## EXERCISE PROMPT
Copy each line in which the string "their" occurs.

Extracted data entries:
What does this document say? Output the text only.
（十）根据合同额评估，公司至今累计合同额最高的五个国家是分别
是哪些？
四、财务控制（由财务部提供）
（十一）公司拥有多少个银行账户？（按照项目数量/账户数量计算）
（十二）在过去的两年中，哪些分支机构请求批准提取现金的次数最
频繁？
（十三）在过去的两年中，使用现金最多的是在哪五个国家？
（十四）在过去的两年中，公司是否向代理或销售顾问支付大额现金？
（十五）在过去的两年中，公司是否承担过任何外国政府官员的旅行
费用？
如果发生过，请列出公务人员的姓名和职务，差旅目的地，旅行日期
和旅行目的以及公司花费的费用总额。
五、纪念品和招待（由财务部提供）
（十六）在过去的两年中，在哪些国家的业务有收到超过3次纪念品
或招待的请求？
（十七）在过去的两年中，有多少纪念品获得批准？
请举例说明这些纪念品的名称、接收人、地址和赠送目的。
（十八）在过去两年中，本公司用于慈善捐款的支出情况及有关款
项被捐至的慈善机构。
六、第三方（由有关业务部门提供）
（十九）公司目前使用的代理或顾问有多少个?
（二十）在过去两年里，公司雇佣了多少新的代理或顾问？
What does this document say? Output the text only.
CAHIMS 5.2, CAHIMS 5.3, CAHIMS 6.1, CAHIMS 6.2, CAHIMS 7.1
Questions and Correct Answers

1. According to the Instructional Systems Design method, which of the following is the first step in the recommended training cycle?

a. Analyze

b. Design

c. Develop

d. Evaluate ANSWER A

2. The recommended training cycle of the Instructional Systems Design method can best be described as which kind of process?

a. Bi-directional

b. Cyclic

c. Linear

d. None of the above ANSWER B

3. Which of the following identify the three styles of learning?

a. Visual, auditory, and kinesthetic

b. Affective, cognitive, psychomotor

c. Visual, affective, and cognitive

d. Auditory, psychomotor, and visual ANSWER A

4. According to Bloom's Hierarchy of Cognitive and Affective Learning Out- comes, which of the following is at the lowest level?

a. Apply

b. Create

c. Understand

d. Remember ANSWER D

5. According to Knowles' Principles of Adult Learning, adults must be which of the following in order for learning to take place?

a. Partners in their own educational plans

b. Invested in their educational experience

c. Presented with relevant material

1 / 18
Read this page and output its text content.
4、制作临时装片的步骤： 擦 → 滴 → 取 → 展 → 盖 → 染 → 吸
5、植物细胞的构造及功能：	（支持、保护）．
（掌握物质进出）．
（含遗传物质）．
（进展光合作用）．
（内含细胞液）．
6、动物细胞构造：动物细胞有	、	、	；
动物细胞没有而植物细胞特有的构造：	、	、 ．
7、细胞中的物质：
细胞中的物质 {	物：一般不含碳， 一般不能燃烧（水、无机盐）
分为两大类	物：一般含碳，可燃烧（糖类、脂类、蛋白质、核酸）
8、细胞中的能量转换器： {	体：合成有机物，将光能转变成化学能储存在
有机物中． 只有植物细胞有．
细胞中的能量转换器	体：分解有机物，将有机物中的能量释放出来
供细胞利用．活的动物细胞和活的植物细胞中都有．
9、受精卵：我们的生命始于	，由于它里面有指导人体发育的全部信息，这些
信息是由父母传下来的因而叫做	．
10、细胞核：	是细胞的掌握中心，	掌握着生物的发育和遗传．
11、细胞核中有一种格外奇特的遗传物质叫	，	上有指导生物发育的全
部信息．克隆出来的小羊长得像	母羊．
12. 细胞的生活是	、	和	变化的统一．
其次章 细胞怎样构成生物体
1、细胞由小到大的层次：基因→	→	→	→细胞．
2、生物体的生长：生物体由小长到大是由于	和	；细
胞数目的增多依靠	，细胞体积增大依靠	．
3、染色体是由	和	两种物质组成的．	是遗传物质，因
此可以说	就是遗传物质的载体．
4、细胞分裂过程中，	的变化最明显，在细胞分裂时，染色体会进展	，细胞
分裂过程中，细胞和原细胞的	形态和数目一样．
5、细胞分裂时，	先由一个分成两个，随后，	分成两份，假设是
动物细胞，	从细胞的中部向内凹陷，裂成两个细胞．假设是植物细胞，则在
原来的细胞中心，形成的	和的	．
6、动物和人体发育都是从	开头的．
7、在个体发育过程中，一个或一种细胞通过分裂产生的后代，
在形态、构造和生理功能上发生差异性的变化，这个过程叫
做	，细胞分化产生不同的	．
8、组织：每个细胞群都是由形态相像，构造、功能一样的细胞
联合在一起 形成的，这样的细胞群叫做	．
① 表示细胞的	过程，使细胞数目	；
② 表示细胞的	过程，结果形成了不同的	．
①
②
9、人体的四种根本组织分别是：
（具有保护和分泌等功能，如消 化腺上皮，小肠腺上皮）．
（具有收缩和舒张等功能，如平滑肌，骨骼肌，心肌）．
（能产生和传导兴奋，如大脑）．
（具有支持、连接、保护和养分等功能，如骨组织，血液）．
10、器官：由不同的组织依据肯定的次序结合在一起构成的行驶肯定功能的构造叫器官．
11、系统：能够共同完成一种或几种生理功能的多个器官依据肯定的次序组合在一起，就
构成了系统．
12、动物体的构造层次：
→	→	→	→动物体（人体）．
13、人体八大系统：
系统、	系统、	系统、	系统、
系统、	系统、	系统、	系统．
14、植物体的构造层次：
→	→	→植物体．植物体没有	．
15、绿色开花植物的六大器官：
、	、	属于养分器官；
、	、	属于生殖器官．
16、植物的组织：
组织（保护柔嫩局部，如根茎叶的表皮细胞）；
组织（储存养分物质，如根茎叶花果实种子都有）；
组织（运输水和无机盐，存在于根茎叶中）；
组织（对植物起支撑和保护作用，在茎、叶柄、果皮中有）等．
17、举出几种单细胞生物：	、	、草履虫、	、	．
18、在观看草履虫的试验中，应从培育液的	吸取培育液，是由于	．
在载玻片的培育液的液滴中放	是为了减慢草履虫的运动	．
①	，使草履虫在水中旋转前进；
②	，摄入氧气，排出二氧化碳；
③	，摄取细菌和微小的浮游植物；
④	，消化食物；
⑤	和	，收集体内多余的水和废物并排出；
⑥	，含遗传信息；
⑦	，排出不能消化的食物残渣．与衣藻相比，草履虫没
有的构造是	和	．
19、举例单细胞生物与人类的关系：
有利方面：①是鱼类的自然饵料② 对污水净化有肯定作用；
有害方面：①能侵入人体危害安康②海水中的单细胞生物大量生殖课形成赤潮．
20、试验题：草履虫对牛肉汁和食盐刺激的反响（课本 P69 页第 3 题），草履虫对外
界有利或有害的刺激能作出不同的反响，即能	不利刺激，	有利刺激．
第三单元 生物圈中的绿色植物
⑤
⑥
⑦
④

## EXERCISE ANSWER
a. Partners in their own educational plans
b. Invested in their educational experience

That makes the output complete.